• Set problem: Work out the number of lines in the listing that include the string "JSON". Reply with that number alone.

• Data in this exercise:
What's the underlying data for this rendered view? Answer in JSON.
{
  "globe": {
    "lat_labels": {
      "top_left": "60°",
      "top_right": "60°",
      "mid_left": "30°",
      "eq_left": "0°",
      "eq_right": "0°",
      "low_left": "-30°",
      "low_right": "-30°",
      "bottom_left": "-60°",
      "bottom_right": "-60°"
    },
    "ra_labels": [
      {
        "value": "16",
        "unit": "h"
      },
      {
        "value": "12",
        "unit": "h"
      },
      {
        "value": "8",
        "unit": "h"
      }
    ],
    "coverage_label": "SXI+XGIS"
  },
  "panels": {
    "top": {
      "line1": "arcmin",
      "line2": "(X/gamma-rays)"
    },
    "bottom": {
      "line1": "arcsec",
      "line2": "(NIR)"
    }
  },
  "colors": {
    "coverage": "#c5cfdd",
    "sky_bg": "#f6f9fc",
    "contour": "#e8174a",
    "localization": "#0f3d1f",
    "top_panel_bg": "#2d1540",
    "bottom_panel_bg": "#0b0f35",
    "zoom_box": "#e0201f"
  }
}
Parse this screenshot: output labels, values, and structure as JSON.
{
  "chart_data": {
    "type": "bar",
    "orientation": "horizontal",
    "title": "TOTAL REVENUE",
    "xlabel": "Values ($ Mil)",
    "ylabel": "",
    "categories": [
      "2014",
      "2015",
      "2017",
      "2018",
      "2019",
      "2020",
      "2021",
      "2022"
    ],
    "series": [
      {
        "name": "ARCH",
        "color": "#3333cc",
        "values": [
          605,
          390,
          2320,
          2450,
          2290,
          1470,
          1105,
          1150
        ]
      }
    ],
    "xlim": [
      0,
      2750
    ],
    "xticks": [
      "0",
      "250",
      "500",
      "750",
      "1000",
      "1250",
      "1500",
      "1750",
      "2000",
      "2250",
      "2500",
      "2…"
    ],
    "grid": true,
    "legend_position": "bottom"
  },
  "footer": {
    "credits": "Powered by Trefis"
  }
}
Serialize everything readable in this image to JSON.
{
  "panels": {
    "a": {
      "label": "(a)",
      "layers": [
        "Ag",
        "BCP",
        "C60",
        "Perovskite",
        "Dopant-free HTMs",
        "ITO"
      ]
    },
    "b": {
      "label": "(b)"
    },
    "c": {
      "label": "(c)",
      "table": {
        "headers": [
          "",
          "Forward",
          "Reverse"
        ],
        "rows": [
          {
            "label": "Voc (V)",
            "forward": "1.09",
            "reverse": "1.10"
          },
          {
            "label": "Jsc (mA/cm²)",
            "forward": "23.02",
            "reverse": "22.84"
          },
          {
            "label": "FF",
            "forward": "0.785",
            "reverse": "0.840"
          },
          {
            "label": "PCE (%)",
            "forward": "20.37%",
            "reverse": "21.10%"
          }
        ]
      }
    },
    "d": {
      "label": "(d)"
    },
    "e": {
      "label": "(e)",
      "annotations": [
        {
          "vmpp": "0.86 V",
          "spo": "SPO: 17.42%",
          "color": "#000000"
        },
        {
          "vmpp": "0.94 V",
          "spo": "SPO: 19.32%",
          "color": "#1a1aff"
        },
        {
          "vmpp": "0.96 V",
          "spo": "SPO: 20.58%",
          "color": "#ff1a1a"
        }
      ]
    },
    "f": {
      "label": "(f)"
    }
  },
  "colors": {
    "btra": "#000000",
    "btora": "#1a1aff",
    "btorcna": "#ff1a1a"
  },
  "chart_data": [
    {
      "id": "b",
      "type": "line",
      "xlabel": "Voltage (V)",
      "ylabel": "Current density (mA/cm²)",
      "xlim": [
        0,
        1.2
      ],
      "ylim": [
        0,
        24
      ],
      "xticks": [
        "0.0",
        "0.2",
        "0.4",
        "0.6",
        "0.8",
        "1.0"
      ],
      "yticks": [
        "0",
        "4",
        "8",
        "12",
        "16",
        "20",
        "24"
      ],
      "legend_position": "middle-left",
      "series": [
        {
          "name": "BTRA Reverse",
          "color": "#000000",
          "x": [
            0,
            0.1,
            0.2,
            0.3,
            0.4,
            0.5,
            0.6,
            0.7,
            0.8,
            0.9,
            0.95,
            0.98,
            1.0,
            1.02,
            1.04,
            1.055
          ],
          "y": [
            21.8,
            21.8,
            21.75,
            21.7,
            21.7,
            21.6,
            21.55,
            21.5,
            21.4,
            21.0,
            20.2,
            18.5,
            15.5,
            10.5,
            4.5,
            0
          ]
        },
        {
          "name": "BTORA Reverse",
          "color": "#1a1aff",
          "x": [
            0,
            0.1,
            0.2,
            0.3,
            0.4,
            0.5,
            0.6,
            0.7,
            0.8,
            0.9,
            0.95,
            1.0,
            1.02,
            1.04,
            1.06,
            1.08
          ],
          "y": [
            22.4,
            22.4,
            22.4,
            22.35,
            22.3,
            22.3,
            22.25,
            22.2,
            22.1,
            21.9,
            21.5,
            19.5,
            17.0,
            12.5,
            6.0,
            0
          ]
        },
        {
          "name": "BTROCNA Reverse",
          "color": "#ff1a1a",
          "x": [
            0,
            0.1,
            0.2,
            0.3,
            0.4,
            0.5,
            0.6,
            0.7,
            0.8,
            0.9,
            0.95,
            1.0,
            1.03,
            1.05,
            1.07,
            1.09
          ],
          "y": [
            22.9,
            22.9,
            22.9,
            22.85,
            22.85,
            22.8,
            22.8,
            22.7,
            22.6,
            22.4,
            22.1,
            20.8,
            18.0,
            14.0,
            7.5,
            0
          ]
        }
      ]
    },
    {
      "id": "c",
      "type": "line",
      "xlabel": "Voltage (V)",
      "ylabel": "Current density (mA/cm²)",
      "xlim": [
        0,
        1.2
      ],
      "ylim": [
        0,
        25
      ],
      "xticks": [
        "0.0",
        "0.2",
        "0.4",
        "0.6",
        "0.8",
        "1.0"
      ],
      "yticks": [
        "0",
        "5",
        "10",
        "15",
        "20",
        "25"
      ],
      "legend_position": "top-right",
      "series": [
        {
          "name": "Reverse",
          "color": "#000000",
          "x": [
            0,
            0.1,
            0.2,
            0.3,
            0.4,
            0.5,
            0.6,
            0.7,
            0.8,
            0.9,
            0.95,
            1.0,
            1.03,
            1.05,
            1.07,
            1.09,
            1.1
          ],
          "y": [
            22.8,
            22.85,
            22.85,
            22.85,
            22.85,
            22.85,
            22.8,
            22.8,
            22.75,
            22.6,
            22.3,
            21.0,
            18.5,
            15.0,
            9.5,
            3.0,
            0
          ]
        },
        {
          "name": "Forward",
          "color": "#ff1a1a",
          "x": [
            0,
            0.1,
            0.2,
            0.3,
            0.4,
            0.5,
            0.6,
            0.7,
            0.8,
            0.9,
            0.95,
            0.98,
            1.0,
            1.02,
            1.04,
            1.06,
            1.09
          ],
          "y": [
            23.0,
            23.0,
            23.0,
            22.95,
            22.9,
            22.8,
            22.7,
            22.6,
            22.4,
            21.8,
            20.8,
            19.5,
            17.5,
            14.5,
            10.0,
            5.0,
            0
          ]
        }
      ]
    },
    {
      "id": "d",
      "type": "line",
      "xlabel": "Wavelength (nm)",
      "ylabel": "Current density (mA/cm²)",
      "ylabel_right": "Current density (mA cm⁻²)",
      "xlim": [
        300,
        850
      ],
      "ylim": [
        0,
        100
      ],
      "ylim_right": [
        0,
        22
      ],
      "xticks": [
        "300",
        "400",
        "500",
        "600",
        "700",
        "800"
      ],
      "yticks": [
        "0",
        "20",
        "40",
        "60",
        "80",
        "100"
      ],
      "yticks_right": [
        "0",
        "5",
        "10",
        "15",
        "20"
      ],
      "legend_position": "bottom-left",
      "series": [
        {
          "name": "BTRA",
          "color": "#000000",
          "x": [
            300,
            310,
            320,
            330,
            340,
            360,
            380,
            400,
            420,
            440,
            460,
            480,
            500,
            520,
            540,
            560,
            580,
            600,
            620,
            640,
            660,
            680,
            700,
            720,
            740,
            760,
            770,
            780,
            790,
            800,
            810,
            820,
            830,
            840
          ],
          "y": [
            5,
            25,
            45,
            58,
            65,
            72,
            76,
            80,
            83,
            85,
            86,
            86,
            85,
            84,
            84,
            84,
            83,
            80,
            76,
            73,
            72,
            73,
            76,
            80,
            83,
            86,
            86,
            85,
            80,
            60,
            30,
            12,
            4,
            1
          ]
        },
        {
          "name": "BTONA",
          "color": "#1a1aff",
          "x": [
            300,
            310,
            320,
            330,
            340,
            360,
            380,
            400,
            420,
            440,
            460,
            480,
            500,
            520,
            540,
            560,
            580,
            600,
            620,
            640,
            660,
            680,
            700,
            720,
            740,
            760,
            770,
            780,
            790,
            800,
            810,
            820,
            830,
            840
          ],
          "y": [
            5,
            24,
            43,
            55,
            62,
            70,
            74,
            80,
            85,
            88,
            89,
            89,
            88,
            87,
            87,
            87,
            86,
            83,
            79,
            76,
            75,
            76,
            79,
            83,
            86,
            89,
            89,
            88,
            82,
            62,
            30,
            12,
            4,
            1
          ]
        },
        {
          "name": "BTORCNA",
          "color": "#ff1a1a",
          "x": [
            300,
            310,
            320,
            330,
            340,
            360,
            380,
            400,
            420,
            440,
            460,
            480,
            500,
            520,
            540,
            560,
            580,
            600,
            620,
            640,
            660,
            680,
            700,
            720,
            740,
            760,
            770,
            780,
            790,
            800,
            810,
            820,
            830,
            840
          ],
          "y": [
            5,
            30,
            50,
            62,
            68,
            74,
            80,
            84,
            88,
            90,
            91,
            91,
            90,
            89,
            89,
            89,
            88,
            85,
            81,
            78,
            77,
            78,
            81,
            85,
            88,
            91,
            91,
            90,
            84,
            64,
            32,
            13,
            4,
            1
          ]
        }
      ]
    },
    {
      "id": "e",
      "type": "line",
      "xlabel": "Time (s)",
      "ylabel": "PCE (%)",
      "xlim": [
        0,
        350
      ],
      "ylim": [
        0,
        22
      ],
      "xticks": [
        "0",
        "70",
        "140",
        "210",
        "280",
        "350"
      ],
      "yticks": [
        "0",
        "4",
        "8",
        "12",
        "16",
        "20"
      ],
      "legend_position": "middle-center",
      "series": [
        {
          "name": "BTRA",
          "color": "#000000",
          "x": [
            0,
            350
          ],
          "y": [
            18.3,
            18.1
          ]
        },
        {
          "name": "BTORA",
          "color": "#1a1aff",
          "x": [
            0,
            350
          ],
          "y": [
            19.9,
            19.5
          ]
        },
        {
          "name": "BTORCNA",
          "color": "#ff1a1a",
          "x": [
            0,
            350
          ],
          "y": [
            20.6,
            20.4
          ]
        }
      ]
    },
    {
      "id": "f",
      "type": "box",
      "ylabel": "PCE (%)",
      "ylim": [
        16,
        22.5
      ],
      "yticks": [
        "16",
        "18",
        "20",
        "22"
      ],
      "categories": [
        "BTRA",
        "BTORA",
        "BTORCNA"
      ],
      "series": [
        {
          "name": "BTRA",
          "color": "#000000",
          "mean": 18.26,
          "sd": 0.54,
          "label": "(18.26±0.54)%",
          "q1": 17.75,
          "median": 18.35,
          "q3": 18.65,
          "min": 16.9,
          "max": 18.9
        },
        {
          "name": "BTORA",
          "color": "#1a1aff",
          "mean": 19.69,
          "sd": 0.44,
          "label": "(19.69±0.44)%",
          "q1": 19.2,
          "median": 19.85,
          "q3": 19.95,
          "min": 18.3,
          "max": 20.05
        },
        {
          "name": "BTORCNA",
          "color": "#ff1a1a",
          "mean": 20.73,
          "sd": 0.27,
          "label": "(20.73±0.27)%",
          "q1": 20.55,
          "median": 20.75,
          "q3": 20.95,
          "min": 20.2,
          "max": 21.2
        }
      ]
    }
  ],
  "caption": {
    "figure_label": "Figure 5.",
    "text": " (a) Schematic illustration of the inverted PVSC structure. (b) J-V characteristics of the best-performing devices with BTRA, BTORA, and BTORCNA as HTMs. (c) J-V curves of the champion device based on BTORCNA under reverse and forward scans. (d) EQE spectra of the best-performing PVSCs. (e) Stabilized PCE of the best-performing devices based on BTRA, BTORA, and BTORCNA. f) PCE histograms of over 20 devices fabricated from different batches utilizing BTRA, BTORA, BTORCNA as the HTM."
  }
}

• Result of the exercise: 3